In the entries below, find every line holding the string "Settings" and collect it.

####################

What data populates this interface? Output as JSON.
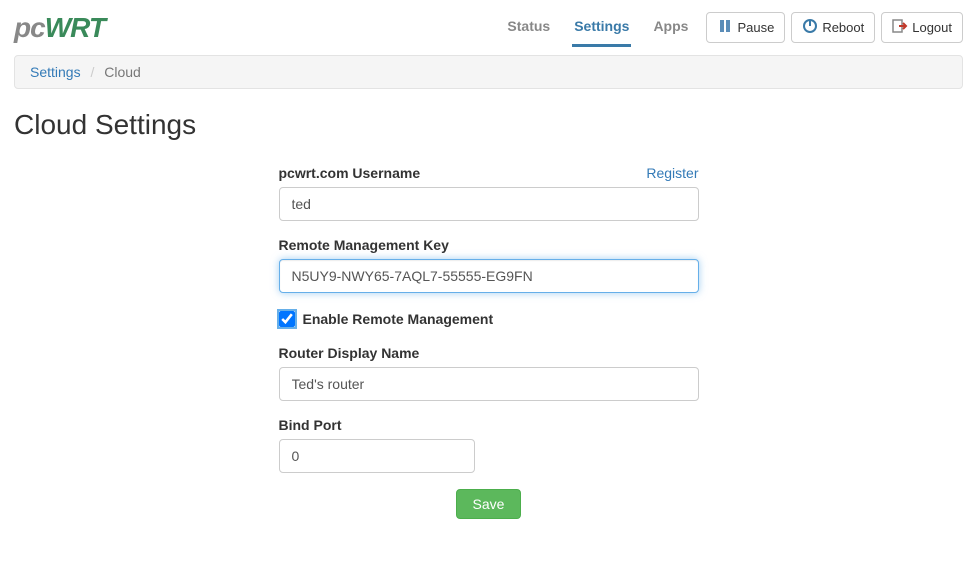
{
  "logo": {
    "part1": "pc",
    "part2": "WRT"
  },
  "nav": {
    "status": "Status",
    "settings": "Settings",
    "apps": "Apps"
  },
  "buttons": {
    "pause": "Pause",
    "reboot": "Reboot",
    "logout": "Logout"
  },
  "breadcrumb": {
    "parent": "Settings",
    "current": "Cloud"
  },
  "page_title": "Cloud Settings",
  "form": {
    "username_label": "pcwrt.com Username",
    "register_link": "Register",
    "username_value": "ted",
    "key_label": "Remote Management Key",
    "key_value": "N5UY9-NWY65-7AQL7-55555-EG9FN",
    "enable_label": "Enable Remote Management",
    "enable_checked": true,
    "display_name_label": "Router Display Name",
    "display_name_value": "Ted's router",
    "bind_port_label": "Bind Port",
    "bind_port_value": "0",
    "save_label": "Save"
  }
}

####################

ANSWER TO THIS EXERCISE:
    "settings": "Settings",
    "parent": "Settings",
  "page_title": "Cloud Settings",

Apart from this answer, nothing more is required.